• _Work to do_
Copy out each line that has "TradingView" in it.

(Figure content listings)
-- Start --
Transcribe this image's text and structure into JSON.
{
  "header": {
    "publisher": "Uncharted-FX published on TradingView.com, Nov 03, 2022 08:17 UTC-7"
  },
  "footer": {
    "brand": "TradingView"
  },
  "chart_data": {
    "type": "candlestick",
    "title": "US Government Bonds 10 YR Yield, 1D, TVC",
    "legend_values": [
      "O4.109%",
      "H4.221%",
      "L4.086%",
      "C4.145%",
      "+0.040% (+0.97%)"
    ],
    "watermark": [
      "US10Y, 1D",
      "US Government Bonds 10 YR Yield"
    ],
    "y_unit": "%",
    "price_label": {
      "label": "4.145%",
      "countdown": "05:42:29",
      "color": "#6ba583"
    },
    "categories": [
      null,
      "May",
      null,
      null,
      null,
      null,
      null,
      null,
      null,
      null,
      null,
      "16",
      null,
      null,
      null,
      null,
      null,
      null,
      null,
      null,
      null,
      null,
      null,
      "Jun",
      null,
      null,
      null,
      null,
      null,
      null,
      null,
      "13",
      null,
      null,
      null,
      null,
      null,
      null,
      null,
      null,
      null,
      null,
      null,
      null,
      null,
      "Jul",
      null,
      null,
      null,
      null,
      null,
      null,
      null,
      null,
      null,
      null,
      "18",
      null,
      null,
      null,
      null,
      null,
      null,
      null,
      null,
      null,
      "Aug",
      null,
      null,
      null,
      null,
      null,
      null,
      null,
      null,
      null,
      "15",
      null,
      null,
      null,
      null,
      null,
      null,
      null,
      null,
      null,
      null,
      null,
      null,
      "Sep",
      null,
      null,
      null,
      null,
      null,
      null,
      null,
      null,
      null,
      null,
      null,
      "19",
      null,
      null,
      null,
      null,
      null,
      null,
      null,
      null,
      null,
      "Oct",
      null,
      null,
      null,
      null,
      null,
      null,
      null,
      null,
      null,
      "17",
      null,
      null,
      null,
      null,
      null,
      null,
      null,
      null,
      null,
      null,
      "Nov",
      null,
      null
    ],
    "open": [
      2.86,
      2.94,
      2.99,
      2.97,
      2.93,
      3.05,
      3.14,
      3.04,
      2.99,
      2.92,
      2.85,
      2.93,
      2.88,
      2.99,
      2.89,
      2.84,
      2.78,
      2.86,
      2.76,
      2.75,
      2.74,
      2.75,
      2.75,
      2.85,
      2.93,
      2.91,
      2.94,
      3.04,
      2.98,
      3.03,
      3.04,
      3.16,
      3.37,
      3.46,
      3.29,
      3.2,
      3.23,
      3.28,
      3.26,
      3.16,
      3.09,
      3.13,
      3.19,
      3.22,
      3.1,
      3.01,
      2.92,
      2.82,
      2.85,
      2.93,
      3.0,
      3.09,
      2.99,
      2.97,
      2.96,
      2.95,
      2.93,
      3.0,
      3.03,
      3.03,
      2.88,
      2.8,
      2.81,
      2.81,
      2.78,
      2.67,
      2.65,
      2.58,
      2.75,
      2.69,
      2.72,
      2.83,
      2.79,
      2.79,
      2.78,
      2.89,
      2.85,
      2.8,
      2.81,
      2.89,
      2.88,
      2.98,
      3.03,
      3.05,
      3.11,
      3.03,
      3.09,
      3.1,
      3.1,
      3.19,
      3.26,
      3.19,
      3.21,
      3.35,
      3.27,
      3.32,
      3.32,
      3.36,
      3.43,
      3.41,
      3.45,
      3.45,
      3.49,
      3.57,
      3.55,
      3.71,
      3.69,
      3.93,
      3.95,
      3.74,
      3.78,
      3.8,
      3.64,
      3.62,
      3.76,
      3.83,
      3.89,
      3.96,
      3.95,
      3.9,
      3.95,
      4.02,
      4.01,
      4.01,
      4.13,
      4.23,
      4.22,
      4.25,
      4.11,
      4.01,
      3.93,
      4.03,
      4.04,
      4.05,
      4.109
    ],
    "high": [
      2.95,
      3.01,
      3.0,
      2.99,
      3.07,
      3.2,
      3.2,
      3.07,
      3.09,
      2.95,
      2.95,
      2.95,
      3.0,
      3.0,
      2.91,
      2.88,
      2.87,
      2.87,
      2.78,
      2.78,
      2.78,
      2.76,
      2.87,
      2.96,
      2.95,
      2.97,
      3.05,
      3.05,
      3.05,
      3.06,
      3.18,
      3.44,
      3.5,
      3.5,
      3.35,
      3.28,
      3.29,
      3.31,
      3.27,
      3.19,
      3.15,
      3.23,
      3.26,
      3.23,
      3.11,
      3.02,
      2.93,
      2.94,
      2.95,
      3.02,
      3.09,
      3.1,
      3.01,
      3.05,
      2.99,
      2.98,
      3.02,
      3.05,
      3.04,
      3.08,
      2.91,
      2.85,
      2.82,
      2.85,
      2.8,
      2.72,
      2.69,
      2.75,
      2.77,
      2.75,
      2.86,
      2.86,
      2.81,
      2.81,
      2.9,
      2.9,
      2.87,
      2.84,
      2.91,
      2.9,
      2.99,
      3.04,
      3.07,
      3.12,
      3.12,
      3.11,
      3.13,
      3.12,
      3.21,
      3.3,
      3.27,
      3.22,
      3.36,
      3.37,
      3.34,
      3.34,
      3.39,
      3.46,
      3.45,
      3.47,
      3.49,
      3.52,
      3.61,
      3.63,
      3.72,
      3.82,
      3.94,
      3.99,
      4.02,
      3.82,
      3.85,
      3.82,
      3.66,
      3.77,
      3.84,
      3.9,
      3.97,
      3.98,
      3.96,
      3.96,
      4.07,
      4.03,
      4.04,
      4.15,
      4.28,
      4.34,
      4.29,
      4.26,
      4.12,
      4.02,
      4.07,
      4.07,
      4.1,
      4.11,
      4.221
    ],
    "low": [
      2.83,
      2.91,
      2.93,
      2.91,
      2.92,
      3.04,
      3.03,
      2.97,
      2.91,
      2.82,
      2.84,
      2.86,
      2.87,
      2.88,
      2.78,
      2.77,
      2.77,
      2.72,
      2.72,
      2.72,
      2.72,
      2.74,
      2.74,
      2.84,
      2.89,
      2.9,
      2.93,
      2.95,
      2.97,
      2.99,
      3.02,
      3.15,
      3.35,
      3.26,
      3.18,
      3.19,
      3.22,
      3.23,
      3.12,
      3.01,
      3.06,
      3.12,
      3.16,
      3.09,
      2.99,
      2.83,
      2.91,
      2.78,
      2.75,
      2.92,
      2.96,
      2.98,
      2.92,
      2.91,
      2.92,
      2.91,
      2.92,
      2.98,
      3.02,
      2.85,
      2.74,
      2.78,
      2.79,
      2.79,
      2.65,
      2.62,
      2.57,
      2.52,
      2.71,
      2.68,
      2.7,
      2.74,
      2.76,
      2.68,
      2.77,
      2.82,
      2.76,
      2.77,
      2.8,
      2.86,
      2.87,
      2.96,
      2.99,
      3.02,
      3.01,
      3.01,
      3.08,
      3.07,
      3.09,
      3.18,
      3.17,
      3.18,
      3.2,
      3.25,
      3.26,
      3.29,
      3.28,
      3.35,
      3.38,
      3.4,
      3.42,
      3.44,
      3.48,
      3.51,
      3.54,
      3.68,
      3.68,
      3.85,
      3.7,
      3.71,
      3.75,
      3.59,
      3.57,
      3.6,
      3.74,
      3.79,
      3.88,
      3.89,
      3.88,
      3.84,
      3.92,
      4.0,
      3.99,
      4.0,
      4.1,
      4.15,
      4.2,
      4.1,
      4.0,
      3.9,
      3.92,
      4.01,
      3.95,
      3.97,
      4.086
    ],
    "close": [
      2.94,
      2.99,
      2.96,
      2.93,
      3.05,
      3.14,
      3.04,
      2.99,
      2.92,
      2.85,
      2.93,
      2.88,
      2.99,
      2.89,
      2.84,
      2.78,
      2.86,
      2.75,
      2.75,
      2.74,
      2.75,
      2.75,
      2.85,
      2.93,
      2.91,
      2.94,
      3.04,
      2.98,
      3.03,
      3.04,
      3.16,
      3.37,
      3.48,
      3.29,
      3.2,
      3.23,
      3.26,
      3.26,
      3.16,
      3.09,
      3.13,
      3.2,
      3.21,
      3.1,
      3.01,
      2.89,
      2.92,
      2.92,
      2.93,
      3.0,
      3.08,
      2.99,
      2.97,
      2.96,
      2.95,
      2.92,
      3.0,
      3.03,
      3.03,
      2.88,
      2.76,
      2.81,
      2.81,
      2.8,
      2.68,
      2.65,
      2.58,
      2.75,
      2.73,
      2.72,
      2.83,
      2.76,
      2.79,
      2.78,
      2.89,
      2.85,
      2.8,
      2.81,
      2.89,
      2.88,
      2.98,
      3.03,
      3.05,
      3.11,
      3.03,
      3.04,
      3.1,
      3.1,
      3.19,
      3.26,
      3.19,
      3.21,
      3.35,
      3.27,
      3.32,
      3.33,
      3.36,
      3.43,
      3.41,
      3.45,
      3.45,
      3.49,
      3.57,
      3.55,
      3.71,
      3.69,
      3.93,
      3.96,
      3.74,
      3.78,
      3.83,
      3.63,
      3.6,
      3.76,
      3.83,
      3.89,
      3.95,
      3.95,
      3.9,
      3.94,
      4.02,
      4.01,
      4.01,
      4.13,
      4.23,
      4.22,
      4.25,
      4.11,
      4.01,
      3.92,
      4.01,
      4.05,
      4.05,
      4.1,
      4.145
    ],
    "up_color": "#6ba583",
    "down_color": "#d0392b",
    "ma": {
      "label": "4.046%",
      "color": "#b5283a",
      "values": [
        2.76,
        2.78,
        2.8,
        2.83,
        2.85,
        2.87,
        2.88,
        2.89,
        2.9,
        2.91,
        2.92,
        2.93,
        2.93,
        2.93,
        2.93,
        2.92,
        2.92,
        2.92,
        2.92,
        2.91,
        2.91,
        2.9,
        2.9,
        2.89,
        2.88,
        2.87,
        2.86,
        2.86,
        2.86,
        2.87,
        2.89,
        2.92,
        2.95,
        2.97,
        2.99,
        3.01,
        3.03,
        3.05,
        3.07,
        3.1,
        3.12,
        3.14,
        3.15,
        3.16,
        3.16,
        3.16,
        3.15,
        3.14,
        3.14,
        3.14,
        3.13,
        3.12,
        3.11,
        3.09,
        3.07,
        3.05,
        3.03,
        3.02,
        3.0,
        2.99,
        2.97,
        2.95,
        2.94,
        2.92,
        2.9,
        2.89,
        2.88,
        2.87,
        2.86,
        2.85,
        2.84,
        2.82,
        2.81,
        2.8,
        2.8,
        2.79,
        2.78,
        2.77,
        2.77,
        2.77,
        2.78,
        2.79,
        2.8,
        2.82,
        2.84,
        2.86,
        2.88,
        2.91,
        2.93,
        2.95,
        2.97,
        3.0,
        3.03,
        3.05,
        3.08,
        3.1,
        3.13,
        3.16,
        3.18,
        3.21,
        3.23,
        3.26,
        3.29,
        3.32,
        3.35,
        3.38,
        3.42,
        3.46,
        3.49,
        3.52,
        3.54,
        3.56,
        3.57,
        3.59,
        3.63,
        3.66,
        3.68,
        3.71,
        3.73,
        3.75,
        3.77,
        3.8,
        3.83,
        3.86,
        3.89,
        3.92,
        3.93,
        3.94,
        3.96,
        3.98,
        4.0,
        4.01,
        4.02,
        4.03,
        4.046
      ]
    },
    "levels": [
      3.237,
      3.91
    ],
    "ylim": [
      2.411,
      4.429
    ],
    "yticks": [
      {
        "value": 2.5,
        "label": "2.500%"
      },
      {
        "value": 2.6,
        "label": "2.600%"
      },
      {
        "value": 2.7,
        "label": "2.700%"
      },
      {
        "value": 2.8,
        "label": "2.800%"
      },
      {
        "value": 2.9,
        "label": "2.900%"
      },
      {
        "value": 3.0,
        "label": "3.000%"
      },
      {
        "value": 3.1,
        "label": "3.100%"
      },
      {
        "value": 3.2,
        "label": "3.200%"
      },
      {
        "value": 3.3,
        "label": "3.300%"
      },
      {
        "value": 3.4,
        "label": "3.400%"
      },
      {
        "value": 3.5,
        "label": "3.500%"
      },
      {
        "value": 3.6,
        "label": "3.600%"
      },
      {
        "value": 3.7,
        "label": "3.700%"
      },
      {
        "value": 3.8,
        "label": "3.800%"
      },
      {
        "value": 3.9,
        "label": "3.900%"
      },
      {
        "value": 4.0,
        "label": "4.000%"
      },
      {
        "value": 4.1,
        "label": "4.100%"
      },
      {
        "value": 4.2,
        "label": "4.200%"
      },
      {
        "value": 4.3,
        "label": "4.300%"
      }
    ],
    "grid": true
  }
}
-- End --
• _Correct output_
    "publisher": "Uncharted-FX published on TradingView.com, Nov 03, 2022 08:17 UTC-7"
    "brand": "TradingView"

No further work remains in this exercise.